Activity: Check every line of the material below for the string "sehr", and return the ones that have it.

[Start of section]

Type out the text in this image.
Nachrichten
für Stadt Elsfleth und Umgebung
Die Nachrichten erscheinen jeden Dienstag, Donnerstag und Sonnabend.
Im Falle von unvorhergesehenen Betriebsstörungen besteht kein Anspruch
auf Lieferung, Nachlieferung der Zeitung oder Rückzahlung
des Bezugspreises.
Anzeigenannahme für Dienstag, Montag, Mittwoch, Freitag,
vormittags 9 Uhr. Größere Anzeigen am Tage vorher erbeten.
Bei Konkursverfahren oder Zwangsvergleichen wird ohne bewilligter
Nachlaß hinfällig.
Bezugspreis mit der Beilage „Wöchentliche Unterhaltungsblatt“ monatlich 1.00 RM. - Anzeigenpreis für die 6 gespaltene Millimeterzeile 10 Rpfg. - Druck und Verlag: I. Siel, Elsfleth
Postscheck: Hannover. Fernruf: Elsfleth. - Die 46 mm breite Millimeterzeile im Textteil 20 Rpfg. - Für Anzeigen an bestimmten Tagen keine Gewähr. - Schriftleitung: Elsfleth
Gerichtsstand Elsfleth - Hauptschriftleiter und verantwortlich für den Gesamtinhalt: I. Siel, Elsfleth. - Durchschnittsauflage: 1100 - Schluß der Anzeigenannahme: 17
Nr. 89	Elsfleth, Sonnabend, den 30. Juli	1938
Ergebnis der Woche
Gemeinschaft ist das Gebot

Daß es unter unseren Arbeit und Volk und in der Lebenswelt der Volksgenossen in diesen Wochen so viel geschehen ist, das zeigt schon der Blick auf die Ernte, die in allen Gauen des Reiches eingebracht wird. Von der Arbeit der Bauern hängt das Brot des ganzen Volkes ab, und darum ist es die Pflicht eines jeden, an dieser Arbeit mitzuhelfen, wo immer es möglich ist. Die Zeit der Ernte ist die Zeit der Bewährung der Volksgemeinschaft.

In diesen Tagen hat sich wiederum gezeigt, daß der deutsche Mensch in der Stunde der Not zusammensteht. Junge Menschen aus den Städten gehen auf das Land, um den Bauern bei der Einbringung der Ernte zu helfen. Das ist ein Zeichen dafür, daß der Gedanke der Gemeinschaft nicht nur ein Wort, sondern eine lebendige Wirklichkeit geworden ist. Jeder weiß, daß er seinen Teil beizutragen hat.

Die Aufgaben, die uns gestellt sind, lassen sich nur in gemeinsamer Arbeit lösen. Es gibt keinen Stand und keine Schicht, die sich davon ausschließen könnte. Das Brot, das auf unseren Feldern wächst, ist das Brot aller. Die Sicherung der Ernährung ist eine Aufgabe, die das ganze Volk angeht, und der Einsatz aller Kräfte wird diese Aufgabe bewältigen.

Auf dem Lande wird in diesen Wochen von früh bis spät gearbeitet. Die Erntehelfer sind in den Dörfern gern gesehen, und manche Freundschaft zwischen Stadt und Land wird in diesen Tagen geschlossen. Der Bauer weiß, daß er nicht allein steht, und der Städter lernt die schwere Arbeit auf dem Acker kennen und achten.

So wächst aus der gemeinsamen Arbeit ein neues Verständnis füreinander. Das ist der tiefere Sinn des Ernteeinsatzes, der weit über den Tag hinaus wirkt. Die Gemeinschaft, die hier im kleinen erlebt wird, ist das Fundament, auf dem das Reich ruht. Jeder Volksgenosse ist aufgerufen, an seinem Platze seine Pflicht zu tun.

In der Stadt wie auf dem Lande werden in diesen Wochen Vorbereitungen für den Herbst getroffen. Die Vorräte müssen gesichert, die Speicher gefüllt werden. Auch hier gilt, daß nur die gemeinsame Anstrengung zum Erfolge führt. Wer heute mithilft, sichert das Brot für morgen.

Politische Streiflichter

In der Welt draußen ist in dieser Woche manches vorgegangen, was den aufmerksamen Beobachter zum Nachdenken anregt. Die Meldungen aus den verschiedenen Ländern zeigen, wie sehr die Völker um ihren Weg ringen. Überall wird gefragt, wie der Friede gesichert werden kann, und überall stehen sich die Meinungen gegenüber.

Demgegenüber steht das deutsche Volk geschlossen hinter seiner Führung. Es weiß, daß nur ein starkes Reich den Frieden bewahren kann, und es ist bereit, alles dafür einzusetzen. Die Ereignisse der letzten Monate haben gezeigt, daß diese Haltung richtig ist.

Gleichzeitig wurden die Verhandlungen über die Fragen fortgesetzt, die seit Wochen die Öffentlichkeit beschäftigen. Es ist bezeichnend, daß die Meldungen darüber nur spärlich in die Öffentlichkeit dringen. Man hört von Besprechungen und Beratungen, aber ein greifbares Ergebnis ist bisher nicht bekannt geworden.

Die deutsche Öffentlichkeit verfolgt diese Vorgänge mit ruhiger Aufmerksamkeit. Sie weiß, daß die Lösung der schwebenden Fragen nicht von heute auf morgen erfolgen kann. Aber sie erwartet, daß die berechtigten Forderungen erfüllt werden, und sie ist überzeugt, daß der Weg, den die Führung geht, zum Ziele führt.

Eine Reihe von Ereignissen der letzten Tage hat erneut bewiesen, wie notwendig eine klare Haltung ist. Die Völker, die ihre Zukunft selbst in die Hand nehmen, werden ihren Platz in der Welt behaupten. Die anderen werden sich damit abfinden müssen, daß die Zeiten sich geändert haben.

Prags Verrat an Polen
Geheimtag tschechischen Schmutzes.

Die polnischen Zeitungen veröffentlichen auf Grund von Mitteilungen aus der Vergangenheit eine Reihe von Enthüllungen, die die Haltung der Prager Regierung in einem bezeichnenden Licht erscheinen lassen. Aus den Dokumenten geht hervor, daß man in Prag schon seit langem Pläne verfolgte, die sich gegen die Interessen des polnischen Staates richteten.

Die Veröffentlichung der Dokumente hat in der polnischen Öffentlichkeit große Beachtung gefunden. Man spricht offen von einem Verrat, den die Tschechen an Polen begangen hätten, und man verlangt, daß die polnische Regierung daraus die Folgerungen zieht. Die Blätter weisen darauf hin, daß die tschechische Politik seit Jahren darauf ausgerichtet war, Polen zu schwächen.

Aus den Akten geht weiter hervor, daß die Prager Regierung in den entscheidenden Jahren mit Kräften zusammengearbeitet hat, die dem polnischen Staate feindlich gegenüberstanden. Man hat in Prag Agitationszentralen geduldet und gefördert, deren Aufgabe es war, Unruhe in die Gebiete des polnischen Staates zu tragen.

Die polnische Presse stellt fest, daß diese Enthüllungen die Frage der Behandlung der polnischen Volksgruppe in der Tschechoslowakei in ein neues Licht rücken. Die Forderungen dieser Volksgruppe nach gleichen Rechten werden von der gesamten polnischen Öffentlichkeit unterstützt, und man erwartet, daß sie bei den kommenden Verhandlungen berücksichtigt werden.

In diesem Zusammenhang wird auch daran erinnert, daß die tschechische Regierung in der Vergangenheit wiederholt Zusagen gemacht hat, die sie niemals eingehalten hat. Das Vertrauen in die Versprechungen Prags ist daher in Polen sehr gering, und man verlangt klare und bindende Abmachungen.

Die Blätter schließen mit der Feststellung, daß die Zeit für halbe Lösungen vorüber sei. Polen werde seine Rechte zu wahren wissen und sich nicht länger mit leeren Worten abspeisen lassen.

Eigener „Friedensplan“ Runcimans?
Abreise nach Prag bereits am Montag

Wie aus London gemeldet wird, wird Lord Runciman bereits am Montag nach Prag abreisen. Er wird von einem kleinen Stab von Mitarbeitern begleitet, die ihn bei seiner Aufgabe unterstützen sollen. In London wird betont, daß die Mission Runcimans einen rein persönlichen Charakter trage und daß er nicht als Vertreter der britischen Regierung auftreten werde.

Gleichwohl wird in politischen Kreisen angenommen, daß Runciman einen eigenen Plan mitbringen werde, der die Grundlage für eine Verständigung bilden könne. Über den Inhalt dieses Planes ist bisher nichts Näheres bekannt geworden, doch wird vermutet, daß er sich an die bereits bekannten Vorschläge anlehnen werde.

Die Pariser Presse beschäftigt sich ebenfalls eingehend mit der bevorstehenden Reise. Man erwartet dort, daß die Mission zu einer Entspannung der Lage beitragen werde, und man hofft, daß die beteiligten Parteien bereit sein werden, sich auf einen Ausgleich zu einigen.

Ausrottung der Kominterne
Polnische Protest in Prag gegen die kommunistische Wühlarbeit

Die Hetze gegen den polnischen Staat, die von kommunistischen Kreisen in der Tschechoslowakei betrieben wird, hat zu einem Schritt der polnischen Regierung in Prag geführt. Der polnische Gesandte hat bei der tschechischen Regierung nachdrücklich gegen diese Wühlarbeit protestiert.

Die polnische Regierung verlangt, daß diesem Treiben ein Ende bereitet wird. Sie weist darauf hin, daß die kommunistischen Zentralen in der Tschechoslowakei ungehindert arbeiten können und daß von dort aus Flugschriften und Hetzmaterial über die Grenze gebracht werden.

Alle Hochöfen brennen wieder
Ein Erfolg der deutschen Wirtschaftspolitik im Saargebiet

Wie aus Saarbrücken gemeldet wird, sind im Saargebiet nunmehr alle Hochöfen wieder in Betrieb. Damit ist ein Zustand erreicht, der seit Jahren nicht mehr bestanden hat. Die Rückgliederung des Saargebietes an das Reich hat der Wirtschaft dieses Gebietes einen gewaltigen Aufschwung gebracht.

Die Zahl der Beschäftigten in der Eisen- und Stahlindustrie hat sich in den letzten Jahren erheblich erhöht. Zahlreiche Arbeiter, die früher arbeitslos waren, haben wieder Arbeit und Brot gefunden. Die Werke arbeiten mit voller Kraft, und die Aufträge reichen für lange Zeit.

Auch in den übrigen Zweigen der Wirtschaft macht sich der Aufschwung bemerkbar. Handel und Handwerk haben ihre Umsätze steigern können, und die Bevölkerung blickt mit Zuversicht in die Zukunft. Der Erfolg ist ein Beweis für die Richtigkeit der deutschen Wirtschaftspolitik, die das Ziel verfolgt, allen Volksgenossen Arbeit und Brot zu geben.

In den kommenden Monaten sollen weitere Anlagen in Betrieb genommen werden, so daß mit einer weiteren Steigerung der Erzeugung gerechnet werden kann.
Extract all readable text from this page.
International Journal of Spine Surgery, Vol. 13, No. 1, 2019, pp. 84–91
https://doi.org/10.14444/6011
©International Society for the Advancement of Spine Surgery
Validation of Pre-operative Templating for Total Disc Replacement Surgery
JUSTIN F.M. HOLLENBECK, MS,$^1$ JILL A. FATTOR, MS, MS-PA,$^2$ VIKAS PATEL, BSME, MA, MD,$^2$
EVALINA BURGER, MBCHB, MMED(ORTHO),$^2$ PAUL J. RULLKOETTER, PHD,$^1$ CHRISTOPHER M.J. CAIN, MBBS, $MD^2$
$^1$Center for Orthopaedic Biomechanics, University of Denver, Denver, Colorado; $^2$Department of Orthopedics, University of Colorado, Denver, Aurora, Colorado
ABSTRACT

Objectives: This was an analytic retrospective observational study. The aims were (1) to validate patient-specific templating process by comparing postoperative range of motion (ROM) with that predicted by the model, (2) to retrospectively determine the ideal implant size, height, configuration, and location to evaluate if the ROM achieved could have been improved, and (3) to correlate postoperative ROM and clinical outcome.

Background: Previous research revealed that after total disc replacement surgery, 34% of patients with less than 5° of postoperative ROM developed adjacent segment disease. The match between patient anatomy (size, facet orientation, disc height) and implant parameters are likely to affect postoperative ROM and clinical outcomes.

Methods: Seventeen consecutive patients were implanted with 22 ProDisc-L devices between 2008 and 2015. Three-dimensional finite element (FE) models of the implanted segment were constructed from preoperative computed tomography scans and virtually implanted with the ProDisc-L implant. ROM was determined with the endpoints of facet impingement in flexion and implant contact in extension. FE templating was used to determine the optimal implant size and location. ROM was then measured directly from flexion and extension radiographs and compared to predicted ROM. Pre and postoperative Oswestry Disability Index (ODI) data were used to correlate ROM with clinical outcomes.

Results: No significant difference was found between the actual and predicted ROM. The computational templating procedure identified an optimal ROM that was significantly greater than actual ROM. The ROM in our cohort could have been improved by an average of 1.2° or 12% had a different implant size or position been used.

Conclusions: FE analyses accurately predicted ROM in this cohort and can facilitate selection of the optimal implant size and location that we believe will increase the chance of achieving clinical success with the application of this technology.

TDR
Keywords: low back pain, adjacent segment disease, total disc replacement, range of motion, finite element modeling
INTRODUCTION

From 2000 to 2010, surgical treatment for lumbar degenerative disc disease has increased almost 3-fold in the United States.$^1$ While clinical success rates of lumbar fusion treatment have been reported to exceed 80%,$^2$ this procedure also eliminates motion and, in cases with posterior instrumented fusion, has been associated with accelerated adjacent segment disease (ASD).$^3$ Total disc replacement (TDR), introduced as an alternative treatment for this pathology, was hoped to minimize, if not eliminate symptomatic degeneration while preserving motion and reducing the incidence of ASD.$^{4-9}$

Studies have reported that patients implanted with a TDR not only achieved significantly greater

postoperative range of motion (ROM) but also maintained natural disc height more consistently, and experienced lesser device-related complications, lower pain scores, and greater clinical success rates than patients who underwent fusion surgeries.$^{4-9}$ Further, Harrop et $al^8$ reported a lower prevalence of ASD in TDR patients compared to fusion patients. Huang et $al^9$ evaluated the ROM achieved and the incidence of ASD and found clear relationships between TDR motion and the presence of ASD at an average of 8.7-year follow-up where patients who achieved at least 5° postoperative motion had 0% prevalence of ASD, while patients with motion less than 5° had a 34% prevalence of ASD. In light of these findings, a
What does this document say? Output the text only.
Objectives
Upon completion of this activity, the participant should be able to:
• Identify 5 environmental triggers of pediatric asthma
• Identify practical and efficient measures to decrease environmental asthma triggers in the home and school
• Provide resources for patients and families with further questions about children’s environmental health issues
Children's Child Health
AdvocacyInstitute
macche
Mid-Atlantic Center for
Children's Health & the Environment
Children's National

[End of section]

Result for this task:
In der Welt draußen ist in dieser Woche manches vorgegangen, was den aufmerksamen Beobachter zum Nachdenken anregt. Die Meldungen aus den verschiedenen Ländern zeigen, wie sehr die Völker um ihren Weg ringen. Überall wird gefragt, wie der Friede gesichert werden kann, und überall stehen sich die Meinungen gegenüber.
In diesem Zusammenhang wird auch daran erinnert, daß die tschechische Regierung in der Vergangenheit wiederholt Zusagen gemacht hat, die sie niemals eingehalten hat. Das Vertrauen in die Versprechungen Prags ist daher in Polen sehr gering, und man verlangt klare und bindende Abmachungen.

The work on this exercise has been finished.